Extracto de página
▬▬▬

No tengo el programa de aquel curso y por lo tanto tiro de “memoria histórica”, o sea de la mía, personal e intransferible, pero se realizó en el otoño de 1963 y constaba de cuatro salidas de prácticas más las correspondientes charlas teóricas, como era norma de la Escuela en aquella época.
Dado que no había instructores de la especialidad, como tales, se requirió a personal ajeno a la organización, sacándose de Educación y Descanso y del Centro Aragonés, aunque a lo mejor, aunque se les captara allí, pudieran pertenecer también a algún centro de montaña, pero no recuerdo cuál pudiera ser ni que constara para nada a nivel oficial.
Una salida era por la zona de Montserrat, otra por San Llorens de Munt y las dos restantes al macizo de Garraf, una de las cuales se tuvo que suspender por motivos climatológicos como explicare más adelante;...
Y que conste que nadie por aquel entonces hablaba del cambio climático ni había niñas con cara de lela a nivel internacional haciendo de icono del referido tema, pero hacía un año de la terribles inundaciones del 62, con centenares largos de fallecidos, pero eso es otra historia.
No sé por qué me interese por el tema; recuerdo que me habló de la espeleo un arquero de mi centuria, al que habían llevado a realizar alguna salida, cuando estaba en el Hogar Fuentes Martin, y que también pude ver por la televisión en el desfile delante del Caudillo, creo que en la concentración en El Parral de Burgos a un grupo de camaradas con mono y cascos que reclamó mi atención deslizándose por unas tirolinas; uno de ellos precisamente entregó algo a Su Excelencia (supongo que alguna placa). Muchos años después, me dijeron que el susodicho camarada pertenecía a la primera promoción de especialistas y, si no me engañaron, era el actual presidente de Cantabria, el “inefable” ciudadano Revilla.
También coincidió que se había creado el Hogar de Cadetes donde estaba el Hogar Zaragoza en el paseo de Gracia, y allí radicaba la Escuela y tuve la oportunidad de trabar relación con muchos de sus integrantes; el jefe de esta era Pedro Urrea y conocí a su secretario, Enrique Jove, que fue el que me “vendió el producto” como se dice ahora. El ambiente era inmejorable y existía en el local la famosa “cabaña”, recreación en madera de las paredes y muebles, mesas y sillas, y techo de pinaza, o al menos lo parecía, a semejanza de una cabaña, tipo canadiense, donde se daban las clases y se hacían reuniones cuando no alguna “cuchipanda” tipo tarde navideña.

▬▬▬

Datos recopilados
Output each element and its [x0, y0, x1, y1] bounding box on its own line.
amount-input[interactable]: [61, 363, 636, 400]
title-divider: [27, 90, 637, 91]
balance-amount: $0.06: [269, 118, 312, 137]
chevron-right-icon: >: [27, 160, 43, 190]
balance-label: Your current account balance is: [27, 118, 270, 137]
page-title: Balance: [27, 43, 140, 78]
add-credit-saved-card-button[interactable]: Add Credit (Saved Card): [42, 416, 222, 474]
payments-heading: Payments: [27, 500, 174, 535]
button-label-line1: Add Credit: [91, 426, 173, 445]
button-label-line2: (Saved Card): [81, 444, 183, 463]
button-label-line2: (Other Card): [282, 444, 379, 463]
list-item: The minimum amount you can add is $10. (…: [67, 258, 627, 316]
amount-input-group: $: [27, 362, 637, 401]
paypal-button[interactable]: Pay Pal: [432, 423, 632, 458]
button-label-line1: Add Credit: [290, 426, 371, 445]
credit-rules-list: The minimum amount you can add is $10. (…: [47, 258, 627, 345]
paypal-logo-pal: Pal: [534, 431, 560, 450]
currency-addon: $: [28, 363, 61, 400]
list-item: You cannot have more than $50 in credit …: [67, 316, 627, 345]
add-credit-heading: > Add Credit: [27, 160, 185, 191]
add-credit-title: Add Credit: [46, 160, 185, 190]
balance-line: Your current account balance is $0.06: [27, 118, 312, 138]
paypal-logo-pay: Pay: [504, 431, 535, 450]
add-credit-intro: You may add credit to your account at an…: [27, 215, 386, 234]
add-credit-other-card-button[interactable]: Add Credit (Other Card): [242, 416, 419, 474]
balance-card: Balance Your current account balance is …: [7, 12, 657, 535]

▬▬▬

Objetivo 1
Transcribe del extracto sobre el curso de espeleología el fragmento comprendido entre "No tengo el" y "a nivel oficial.", ambos incluidos.
Objetivo 2
Presenta como lista numerada las filas de los datos recopilados que van desde la primera hasta la que contiene "payments-heading: Payments: [27, 500, 174, 535]", ambas incluidas, sin dejar líneas en blanco.

Respuesta completa 1
No tengo el programa de aquel curso y por lo tanto tiro de “memoria histórica”, o sea de la mía, personal e intransferible, pero se realizó en el otoño de 1963 y constaba de cuatro salidas de prácticas más las correspondientes charlas teóricas, como era norma de la Escuela en aquella época.
Dado que no había instructores de la especialidad, como tales, se requirió a personal ajeno a la organización, sacándose de Educación y Descanso y del Centro Aragonés, aunque a lo mejor, aunque se les captara allí, pudieran pertenecer también a algún centro de montaña, pero no recuerdo cuál pudiera ser ni que constara para nada a nivel oficial.

Respuesta completa 2
1. Output each element and its [x0, y0, x1, y1] bounding box on its own line.
2. amount-input[interactable]: [61, 363, 636, 400]
3. title-divider: [27, 90, 637, 91]
4. balance-amount: $0.06: [269, 118, 312, 137]
5. chevron-right-icon: >: [27, 160, 43, 190]
6. balance-label: Your current account balance is: [27, 118, 270, 137]
7. page-title: Balance: [27, 43, 140, 78]
8. add-credit-saved-card-button[interactable]: Add Credit (Saved Card): [42, 416, 222, 474]
9. payments-heading: Payments: [27, 500, 174, 535]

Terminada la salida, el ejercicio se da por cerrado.